Dataset records
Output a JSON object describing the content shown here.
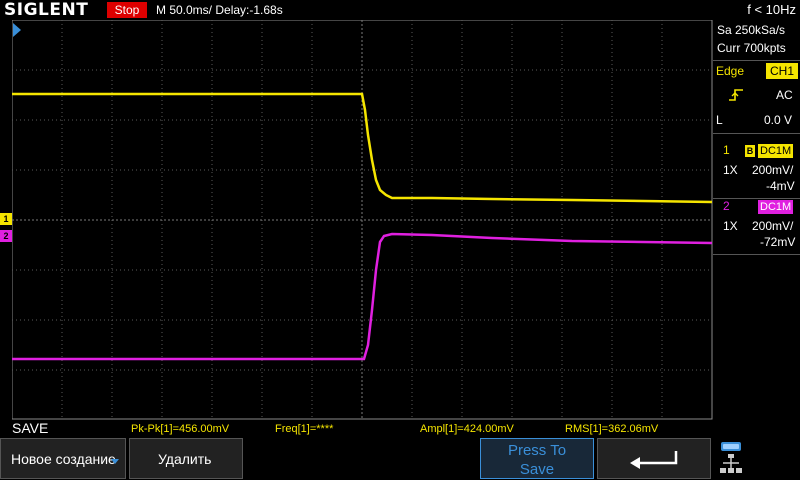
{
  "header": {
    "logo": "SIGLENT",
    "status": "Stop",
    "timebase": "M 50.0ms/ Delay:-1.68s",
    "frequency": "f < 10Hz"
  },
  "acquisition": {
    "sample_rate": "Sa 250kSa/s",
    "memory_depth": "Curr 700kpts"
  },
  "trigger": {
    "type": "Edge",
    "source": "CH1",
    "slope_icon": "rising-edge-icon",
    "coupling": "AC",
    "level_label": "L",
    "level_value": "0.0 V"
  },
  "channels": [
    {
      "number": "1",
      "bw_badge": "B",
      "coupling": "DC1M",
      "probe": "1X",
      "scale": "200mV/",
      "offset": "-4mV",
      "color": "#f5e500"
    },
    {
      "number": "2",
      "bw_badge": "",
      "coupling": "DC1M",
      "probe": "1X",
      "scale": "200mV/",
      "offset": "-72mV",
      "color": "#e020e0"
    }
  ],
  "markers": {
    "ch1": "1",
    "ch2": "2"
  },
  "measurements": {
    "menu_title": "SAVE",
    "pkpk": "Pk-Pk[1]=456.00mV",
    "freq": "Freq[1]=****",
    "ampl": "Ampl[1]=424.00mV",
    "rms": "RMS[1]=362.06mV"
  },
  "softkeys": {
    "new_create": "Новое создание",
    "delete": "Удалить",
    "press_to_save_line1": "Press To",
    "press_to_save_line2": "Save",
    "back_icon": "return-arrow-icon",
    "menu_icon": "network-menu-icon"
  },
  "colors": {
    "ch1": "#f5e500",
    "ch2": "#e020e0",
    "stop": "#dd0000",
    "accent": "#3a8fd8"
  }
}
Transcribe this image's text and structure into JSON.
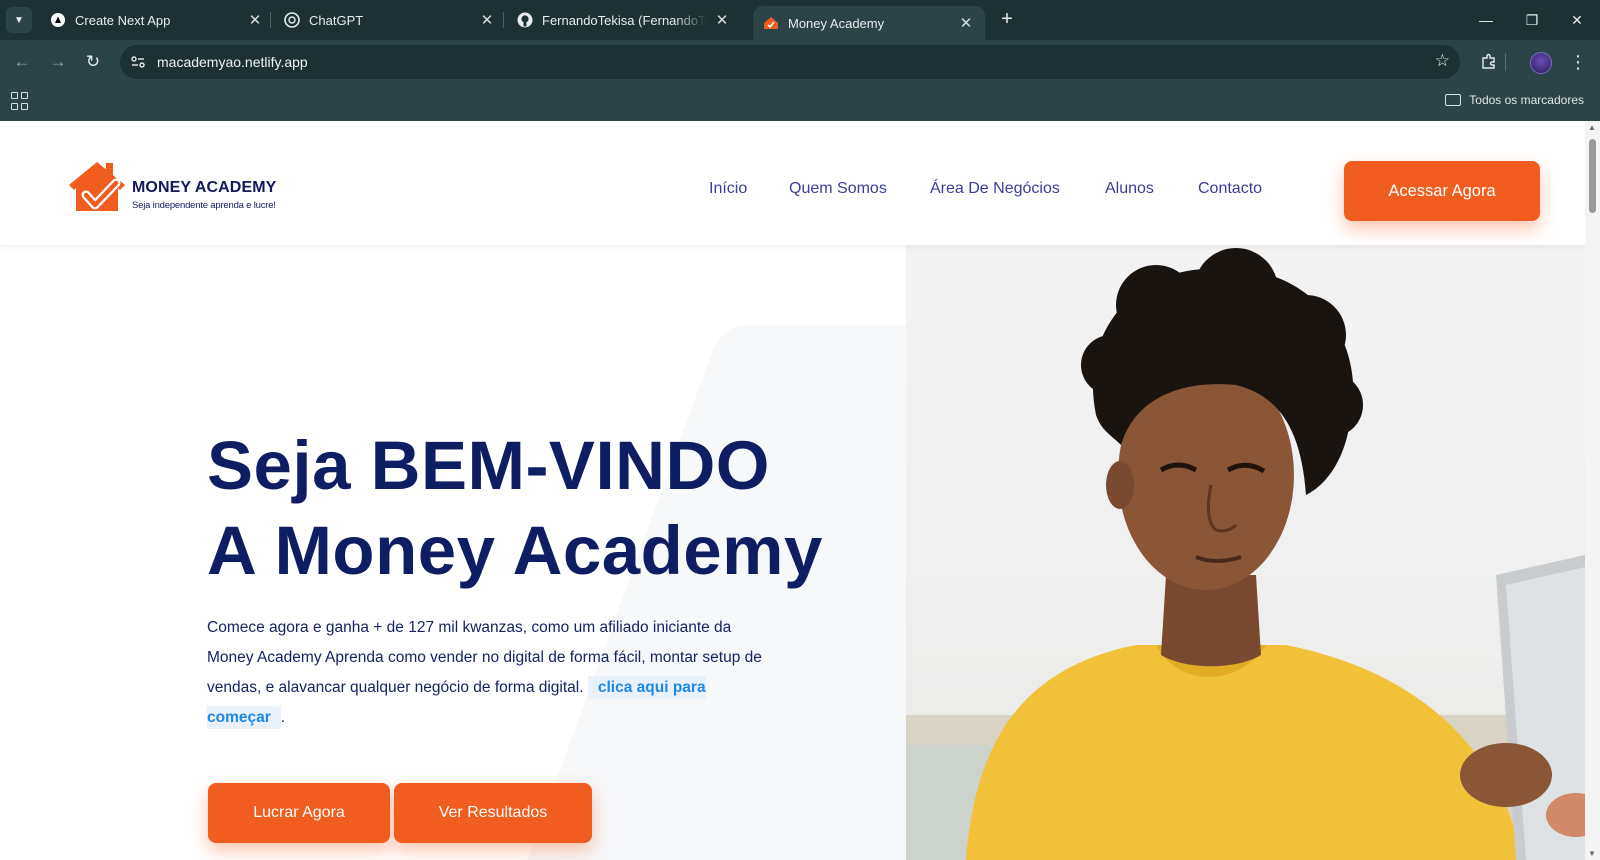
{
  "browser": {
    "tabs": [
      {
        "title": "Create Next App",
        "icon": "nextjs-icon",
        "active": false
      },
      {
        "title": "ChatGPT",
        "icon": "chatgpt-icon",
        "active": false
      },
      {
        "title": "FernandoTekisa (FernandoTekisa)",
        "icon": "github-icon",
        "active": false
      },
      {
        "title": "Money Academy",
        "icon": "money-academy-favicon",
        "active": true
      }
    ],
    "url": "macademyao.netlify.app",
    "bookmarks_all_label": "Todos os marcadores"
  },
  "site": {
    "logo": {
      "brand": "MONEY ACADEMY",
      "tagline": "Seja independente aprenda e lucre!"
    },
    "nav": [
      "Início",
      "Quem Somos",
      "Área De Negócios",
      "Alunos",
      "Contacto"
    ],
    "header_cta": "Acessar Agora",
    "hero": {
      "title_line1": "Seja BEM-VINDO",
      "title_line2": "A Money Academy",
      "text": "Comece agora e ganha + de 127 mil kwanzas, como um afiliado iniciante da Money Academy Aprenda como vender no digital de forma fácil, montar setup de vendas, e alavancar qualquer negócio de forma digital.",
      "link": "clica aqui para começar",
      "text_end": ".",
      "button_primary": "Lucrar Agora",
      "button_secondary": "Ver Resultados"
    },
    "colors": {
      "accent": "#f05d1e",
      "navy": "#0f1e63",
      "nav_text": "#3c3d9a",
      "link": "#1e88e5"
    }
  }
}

---

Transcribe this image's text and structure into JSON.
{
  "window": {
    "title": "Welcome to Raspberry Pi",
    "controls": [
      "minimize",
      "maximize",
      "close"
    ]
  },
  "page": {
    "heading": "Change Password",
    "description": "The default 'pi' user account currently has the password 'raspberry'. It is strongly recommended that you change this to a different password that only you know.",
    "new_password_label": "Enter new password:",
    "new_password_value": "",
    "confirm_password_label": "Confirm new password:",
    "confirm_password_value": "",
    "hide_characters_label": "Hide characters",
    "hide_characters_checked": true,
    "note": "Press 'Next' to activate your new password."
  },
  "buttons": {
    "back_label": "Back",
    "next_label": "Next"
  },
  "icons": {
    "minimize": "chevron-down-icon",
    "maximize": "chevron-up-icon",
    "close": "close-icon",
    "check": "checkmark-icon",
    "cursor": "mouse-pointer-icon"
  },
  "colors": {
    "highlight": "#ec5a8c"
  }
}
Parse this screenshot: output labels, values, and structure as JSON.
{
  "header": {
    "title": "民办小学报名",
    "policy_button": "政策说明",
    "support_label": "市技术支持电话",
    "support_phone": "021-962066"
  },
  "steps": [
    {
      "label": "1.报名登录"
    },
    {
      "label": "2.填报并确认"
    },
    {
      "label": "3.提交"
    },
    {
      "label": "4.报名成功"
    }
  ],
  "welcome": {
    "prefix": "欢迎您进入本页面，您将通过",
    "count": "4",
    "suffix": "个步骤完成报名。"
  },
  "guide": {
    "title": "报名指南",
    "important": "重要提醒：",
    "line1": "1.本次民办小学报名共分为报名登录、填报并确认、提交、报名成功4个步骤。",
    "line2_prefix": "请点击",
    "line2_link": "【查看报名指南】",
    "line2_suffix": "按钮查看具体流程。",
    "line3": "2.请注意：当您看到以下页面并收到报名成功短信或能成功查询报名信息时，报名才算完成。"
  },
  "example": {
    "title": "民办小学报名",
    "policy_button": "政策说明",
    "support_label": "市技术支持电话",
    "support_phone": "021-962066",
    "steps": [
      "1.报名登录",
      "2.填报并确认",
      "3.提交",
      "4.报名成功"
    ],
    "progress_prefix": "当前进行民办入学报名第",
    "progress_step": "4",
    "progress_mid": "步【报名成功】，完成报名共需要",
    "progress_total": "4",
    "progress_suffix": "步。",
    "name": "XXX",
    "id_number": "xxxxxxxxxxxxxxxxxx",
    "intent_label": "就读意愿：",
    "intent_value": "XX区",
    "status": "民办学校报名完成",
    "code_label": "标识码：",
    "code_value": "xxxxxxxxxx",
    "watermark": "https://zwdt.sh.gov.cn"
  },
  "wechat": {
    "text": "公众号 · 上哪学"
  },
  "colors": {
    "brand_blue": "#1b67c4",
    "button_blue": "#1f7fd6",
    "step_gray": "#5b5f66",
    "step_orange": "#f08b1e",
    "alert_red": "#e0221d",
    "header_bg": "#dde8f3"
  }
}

__STATED GOAL__
Which lines hold the word "JSON"? Copy each of them from the records.

__PROBLEM SOLUTION__
Output a JSON object describing the content shown here.
Transcribe this image's text and structure into JSON.
Transcribe this image's text and structure into JSON.
Parse this screenshot: output labels, values, and structure as JSON.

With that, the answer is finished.